*** Data excerpts ***

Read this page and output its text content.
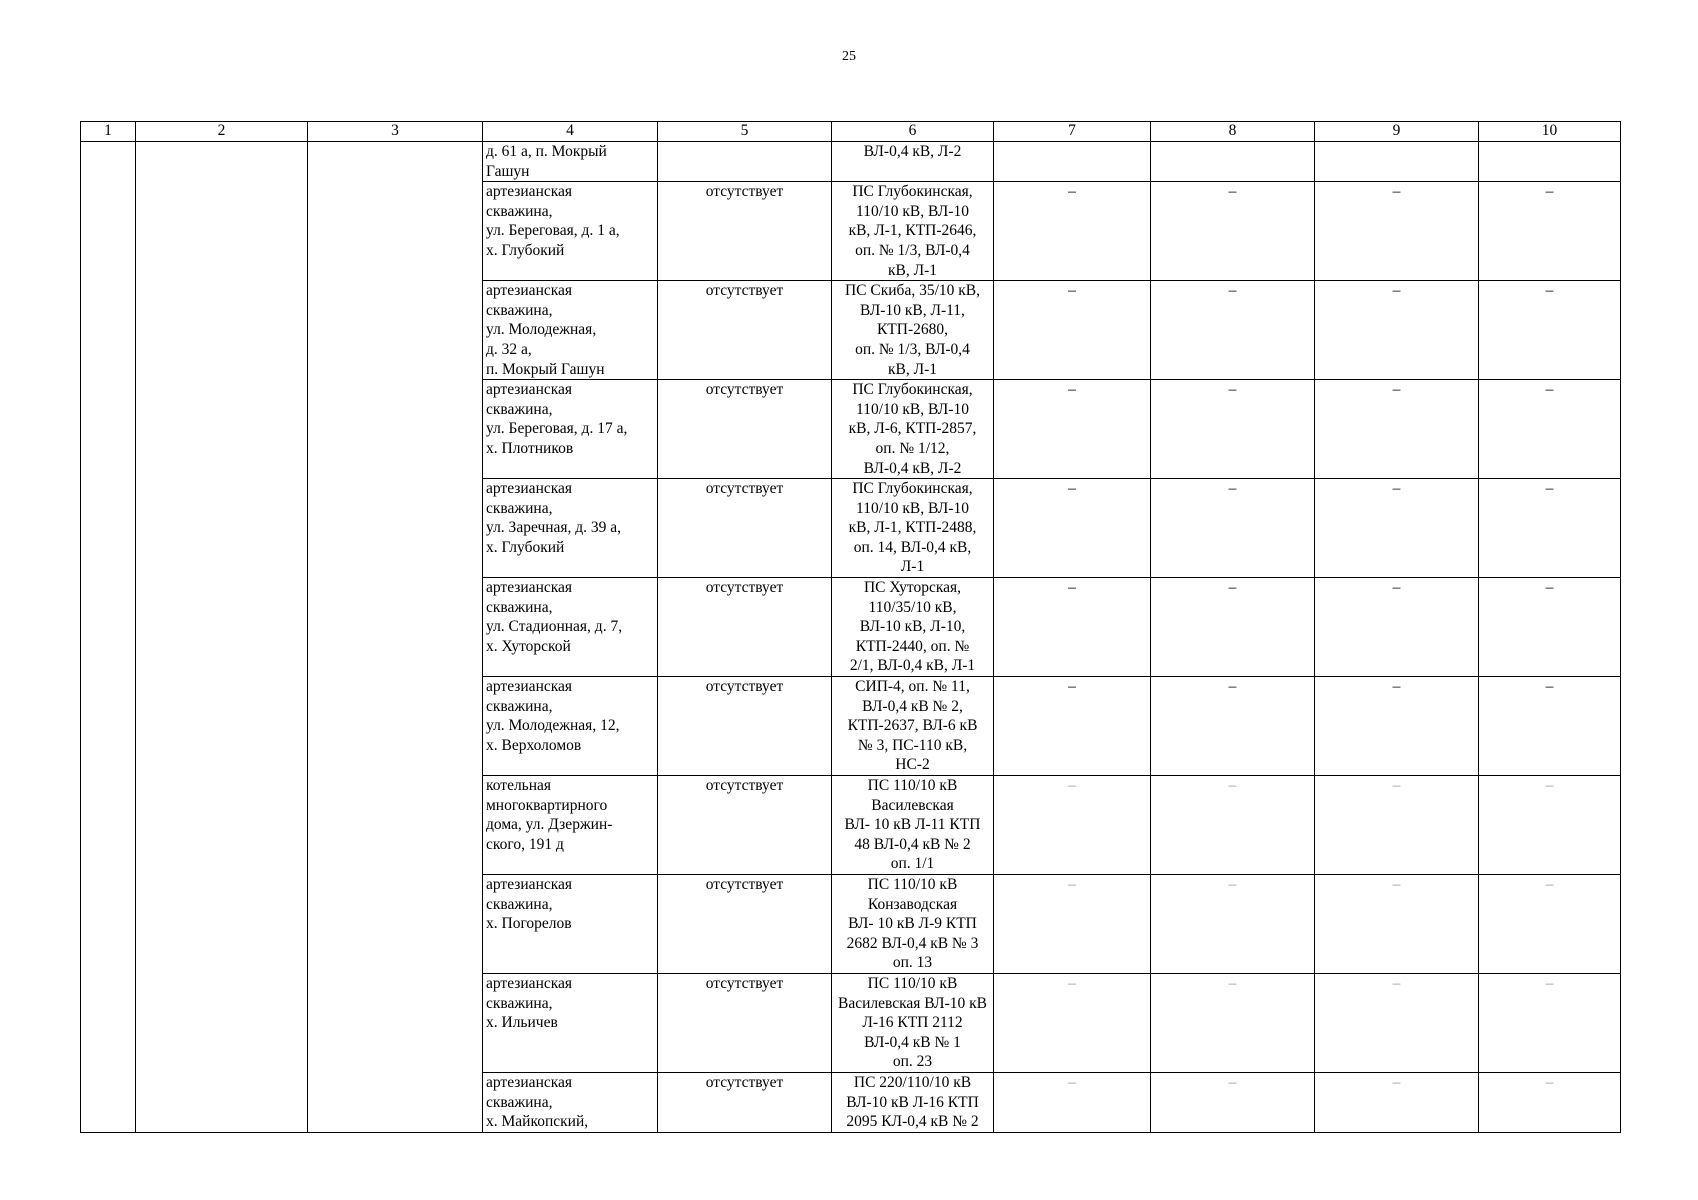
25
1	2	3	4	5	6	7	8	9	10

			д. 61 а, п. Мокрый
Гашун		ВЛ-0,4 кВ, Л-2				

			артезианская
скважина,
ул. Береговая, д. 1 а,
х. Глубокий	отсутствует	ПС Глубокинская,
110/10 кВ, ВЛ-10
кВ, Л-1, КТП-2646,
оп. № 1/3, ВЛ-0,4
кВ, Л-1	–	–	–	–

			артезианская
скважина,
ул. Молодежная,
д. 32 а,
п. Мокрый Гашун	отсутствует	ПС Скиба, 35/10 кВ,
ВЛ-10 кВ, Л-11,
КТП-2680,
оп. № 1/3, ВЛ-0,4
кВ, Л-1	–	–	–	–

			артезианская
скважина,
ул. Береговая, д. 17 а,
х. Плотников	отсутствует	ПС Глубокинская,
110/10 кВ, ВЛ-10
кВ, Л-6, КТП-2857,
оп. № 1/12,
ВЛ-0,4 кВ, Л-2	–	–	–	–

			артезианская
скважина,
ул. Заречная, д. 39 а,
х. Глубокий	отсутствует	ПС Глубокинская,
110/10 кВ, ВЛ-10
кВ, Л-1, КТП-2488,
оп. 14, ВЛ-0,4 кВ,
Л-1	–	–	–	–

			артезианская
скважина,
ул. Стадионная, д. 7,
х. Хуторской	отсутствует	ПС Хуторская,
110/35/10 кВ,
ВЛ-10 кВ, Л-10,
КТП-2440, оп. №
2/1, ВЛ-0,4 кВ, Л-1	–	–	–	–

			артезианская
скважина,
ул. Молодежная, 12,
х. Верхоломов	отсутствует	СИП-4, оп. № 11,
ВЛ-0,4 кВ № 2,
КТП-2637, ВЛ-6 кВ
№ 3, ПС-110 кВ,
НС-2	–	–	–	–

			котельная
многоквартирного
дома, ул. Дзержин-
ского, 191 д	отсутствует	ПС 110/10 кВ
Василевская
ВЛ- 10 кВ Л-11 КТП
48 ВЛ-0,4 кВ № 2
оп. 1/1	–	–	–	–

			артезианская
скважина,
х. Погорелов	отсутствует	ПС 110/10 кВ
Конзаводская
ВЛ- 10 кВ Л-9 КТП
2682 ВЛ-0,4 кВ № 3
оп. 13	–	–	–	–

			артезианская
скважина,
х. Ильичев	отсутствует	ПС 110/10 кВ
Василевская ВЛ-10 кВ
Л-16 КТП 2112
ВЛ-0,4 кВ № 1
оп. 23	–	–	–	–

			артезианская
скважина,
х. Майкопский,	отсутствует	ПС 220/110/10 кВ
ВЛ-10 кВ Л-16 КТП
2095 КЛ-0,4 кВ № 2	–	–	–	–
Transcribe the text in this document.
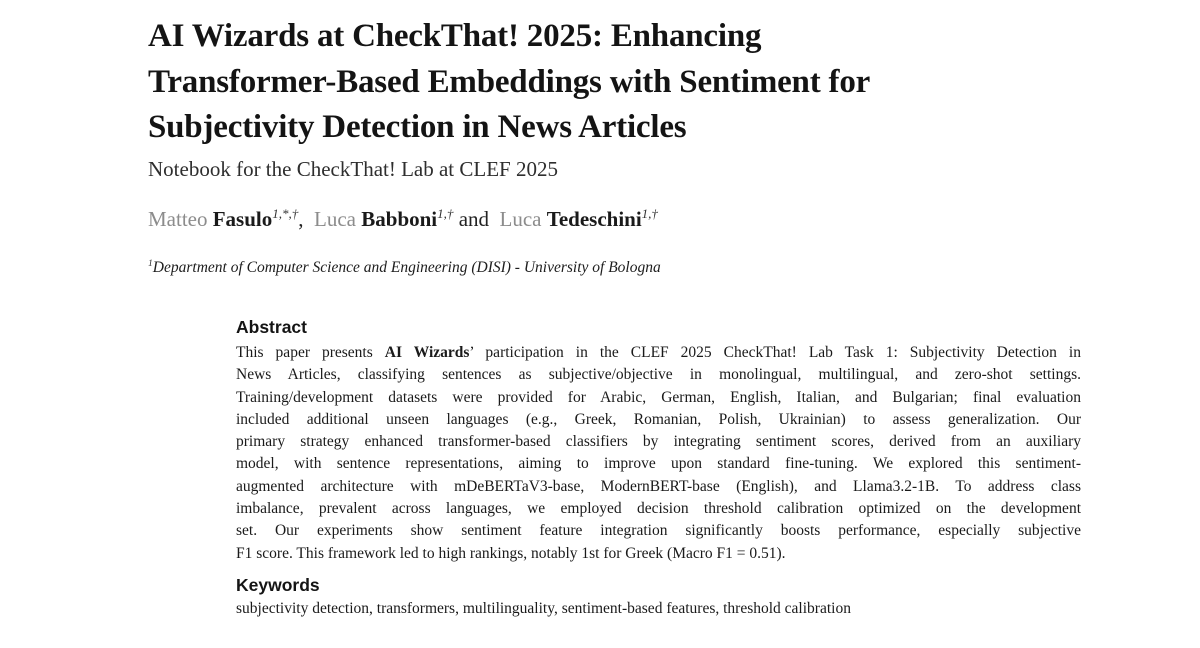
AI Wizards at CheckThat! 2025: Enhancing
Transformer-Based Embeddings with Sentiment for
Subjectivity Detection in News Articles
Notebook for the CheckThat! Lab at CLEF 2025
Matteo Fasulo$^{1,*,\dagger}$, Luca Babboni$^{1,\dagger}$ and Luca Tedeschini$^{1,\dagger}$
$^1$Department of Computer Science and Engineering (DISI) - University of Bologna
Abstract
This paper presents AI Wizards’ participation in the CLEF 2025 CheckThat! Lab Task 1: Subjectivity Detection in
News Articles, classifying sentences as subjective/objective in monolingual, multilingual, and zero-shot settings.
Training/development datasets were provided for Arabic, German, English, Italian, and Bulgarian; final evaluation
included additional unseen languages (e.g., Greek, Romanian, Polish, Ukrainian) to assess generalization. Our
primary strategy enhanced transformer-based classifiers by integrating sentiment scores, derived from an auxiliary
model, with sentence representations, aiming to improve upon standard fine-tuning. We explored this sentiment-
augmented architecture with mDeBERTaV3-base, ModernBERT-base (English), and Llama3.2-1B. To address class
imbalance, prevalent across languages, we employed decision threshold calibration optimized on the development
set. Our experiments show sentiment feature integration significantly boosts performance, especially subjective
F1 score. This framework led to high rankings, notably 1st for Greek (Macro F1 = 0.51).
Keywords
subjectivity detection, transformers, multilinguality, sentiment-based features, threshold calibration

***

Prompt >>
Quote the records above in full, dropping each picture.

Solution for this task >>
Read this page and output its text content.
25
1	2	3	4	5	6	7	8	9	10

			д. 61 а, п. Мокрый
Гашун		ВЛ-0,4 кВ, Л-2				

			артезианская
скважина,
ул. Береговая, д. 1 а,
х. Глубокий	отсутствует	ПС Глубокинская,
110/10 кВ, ВЛ-10
кВ, Л-1, КТП-2646,
оп. № 1/3, ВЛ-0,4
кВ, Л-1	–	–	–	–

			артезианская
скважина,
ул. Молодежная,
д. 32 а,
п. Мокрый Гашун	отсутствует	ПС Скиба, 35/10 кВ,
ВЛ-10 кВ, Л-11,
КТП-2680,
оп. № 1/3, ВЛ-0,4
кВ, Л-1	–	–	–	–

			артезианская
скважина,
ул. Береговая, д. 17 а,
х. Плотников	отсутствует	ПС Глубокинская,
110/10 кВ, ВЛ-10
кВ, Л-6, КТП-2857,
оп. № 1/12,
ВЛ-0,4 кВ, Л-2	–	–	–	–

			артезианская
скважина,
ул. Заречная, д. 39 а,
х. Глубокий	отсутствует	ПС Глубокинская,
110/10 кВ, ВЛ-10
кВ, Л-1, КТП-2488,
оп. 14, ВЛ-0,4 кВ,
Л-1	–	–	–	–

			артезианская
скважина,
ул. Стадионная, д. 7,
х. Хуторской	отсутствует	ПС Хуторская,
110/35/10 кВ,
ВЛ-10 кВ, Л-10,
КТП-2440, оп. №
2/1, ВЛ-0,4 кВ, Л-1	–	–	–	–

			артезианская
скважина,
ул. Молодежная, 12,
х. Верхоломов	отсутствует	СИП-4, оп. № 11,
ВЛ-0,4 кВ № 2,
КТП-2637, ВЛ-6 кВ
№ 3, ПС-110 кВ,
НС-2	–	–	–	–

			котельная
многоквартирного
дома, ул. Дзержин-
ского, 191 д	отсутствует	ПС 110/10 кВ
Василевская
ВЛ- 10 кВ Л-11 КТП
48 ВЛ-0,4 кВ № 2
оп. 1/1	–	–	–	–

			артезианская
скважина,
х. Погорелов	отсутствует	ПС 110/10 кВ
Конзаводская
ВЛ- 10 кВ Л-9 КТП
2682 ВЛ-0,4 кВ № 3
оп. 13	–	–	–	–

			артезианская
скважина,
х. Ильичев	отсутствует	ПС 110/10 кВ
Василевская ВЛ-10 кВ
Л-16 КТП 2112
ВЛ-0,4 кВ № 1
оп. 23	–	–	–	–

			артезианская
скважина,
х. Майкопский,	отсутствует	ПС 220/110/10 кВ
ВЛ-10 кВ Л-16 КТП
2095 КЛ-0,4 кВ № 2	–	–	–	–
Transcribe the text in this document.
AI Wizards at CheckThat! 2025: Enhancing
Transformer-Based Embeddings with Sentiment for
Subjectivity Detection in News Articles
Notebook for the CheckThat! Lab at CLEF 2025
Matteo Fasulo$^{1,*,\dagger}$, Luca Babboni$^{1,\dagger}$ and Luca Tedeschini$^{1,\dagger}$
$^1$Department of Computer Science and Engineering (DISI) - University of Bologna
Abstract
This paper presents AI Wizards’ participation in the CLEF 2025 CheckThat! Lab Task 1: Subjectivity Detection in
News Articles, classifying sentences as subjective/objective in monolingual, multilingual, and zero-shot settings.
Training/development datasets were provided for Arabic, German, English, Italian, and Bulgarian; final evaluation
included additional unseen languages (e.g., Greek, Romanian, Polish, Ukrainian) to assess generalization. Our
primary strategy enhanced transformer-based classifiers by integrating sentiment scores, derived from an auxiliary
model, with sentence representations, aiming to improve upon standard fine-tuning. We explored this sentiment-
augmented architecture with mDeBERTaV3-base, ModernBERT-base (English), and Llama3.2-1B. To address class
imbalance, prevalent across languages, we employed decision threshold calibration optimized on the development
set. Our experiments show sentiment feature integration significantly boosts performance, especially subjective
F1 score. This framework led to high rankings, notably 1st for Greek (Macro F1 = 0.51).
Keywords
subjectivity detection, transformers, multilinguality, sentiment-based features, threshold calibration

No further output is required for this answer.